§ What the task requires
Look through the lines below and extract each one that contains "title".

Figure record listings
==*==

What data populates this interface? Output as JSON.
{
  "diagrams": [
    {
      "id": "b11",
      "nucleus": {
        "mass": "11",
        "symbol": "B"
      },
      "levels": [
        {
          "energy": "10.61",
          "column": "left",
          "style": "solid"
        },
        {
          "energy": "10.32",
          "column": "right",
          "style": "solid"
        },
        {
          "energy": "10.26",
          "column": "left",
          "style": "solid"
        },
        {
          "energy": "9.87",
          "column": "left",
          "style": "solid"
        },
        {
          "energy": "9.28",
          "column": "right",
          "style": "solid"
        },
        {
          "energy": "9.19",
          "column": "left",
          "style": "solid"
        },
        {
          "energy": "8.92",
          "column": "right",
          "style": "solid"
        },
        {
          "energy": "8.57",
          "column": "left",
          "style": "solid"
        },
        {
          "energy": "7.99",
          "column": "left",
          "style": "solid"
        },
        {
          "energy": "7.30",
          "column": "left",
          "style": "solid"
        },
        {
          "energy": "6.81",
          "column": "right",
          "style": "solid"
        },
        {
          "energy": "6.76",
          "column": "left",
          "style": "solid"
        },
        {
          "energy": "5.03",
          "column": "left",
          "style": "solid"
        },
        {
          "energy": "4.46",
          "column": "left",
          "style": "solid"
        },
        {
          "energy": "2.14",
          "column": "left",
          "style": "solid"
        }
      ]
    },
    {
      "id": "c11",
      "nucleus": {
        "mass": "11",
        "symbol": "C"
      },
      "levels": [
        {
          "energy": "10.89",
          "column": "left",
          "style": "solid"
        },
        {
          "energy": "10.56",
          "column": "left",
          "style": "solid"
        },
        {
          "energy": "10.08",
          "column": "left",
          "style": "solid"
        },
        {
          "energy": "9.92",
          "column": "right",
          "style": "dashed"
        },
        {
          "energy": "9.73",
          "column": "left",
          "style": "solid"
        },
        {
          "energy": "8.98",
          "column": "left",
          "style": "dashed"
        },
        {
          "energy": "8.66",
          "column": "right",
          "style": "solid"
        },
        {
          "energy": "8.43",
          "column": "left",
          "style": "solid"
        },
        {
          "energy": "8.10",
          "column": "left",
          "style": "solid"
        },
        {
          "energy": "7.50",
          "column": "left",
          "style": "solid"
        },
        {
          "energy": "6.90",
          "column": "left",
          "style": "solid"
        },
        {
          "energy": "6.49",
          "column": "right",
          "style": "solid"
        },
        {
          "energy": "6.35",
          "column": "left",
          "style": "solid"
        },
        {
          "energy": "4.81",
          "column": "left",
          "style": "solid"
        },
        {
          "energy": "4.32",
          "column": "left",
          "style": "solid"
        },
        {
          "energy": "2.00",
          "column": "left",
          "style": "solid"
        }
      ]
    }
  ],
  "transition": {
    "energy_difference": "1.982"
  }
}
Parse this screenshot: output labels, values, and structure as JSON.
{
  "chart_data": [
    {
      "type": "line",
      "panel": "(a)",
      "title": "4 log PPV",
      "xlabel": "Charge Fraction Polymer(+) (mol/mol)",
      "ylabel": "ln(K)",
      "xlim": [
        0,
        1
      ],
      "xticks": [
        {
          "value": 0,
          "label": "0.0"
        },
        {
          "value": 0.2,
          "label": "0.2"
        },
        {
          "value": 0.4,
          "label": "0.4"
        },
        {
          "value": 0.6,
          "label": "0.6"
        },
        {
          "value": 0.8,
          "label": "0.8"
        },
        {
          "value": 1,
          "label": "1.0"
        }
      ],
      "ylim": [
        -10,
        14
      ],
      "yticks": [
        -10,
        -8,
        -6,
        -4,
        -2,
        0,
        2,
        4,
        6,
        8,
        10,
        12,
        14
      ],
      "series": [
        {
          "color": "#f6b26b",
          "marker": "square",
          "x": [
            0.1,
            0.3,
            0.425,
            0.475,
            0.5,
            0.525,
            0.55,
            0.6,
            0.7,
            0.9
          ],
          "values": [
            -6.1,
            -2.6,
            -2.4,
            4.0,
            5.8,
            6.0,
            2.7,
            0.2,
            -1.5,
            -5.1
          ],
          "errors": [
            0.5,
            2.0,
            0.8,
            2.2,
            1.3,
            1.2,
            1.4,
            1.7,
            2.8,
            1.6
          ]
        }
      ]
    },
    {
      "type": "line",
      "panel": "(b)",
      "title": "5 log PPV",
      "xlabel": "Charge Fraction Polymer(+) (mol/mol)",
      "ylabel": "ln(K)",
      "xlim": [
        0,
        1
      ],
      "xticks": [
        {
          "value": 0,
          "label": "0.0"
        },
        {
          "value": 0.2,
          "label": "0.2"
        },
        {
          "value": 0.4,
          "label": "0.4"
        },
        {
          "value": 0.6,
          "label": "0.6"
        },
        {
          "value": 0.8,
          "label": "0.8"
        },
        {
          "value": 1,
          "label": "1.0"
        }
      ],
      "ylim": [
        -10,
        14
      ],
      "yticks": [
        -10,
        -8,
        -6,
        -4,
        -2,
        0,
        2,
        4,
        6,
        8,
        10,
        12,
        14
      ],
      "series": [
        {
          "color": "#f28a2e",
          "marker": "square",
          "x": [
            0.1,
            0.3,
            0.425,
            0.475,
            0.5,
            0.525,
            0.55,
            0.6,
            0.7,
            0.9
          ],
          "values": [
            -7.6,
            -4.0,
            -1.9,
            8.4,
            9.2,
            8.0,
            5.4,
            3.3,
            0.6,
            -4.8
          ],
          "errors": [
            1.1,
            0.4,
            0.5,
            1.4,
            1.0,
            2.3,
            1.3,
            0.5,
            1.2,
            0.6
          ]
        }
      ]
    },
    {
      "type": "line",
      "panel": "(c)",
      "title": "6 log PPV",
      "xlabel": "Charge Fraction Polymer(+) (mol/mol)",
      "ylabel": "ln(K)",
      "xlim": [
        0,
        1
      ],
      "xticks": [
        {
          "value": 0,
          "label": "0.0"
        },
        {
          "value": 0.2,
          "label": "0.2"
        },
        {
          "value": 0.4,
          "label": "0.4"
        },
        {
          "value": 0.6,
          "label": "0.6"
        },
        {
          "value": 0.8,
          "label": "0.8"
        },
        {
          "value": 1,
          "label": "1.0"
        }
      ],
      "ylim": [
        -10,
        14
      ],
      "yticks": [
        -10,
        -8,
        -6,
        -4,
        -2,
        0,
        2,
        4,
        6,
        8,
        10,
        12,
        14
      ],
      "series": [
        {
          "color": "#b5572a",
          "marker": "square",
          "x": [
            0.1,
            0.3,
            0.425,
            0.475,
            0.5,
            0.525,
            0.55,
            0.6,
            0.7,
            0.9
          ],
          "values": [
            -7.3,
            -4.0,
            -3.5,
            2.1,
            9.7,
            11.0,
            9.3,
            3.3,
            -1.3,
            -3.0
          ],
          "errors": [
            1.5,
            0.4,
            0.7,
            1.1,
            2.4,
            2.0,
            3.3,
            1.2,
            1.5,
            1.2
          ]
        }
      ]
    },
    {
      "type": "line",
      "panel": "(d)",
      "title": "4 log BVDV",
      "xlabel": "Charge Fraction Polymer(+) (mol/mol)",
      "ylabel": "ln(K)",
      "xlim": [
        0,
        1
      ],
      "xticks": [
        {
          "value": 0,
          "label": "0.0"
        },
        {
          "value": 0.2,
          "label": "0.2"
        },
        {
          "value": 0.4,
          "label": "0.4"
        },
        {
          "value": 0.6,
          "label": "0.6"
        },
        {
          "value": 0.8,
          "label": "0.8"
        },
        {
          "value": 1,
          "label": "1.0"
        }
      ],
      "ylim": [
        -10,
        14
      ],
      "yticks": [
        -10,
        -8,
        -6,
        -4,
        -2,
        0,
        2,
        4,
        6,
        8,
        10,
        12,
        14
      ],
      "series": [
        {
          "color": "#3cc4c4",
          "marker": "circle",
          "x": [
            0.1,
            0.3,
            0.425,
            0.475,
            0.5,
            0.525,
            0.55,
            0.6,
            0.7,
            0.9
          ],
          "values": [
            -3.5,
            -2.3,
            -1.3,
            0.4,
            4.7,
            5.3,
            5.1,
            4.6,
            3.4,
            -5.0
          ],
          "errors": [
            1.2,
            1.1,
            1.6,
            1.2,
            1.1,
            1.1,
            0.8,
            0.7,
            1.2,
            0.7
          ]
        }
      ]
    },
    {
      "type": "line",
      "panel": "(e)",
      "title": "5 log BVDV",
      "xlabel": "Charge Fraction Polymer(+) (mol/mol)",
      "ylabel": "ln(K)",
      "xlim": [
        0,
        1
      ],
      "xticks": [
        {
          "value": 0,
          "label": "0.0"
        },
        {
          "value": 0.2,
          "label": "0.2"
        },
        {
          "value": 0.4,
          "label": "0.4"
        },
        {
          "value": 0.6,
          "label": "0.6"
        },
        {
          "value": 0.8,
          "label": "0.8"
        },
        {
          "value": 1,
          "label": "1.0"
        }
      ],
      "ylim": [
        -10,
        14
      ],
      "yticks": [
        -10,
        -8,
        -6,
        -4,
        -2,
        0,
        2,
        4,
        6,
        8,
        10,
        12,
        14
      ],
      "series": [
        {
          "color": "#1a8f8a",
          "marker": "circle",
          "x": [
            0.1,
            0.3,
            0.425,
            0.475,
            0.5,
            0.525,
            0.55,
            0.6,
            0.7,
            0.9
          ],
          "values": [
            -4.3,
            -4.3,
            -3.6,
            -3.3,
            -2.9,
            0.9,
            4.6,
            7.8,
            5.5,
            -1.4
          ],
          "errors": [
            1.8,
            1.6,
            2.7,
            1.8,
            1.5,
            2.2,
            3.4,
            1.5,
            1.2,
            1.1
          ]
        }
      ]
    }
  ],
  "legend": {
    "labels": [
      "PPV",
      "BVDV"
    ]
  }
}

==*==

§ The response
      "title": "4 log PPV",
      "title": "5 log PPV",
      "title": "6 log PPV",
      "title": "4 log BVDV",
      "title": "5 log BVDV",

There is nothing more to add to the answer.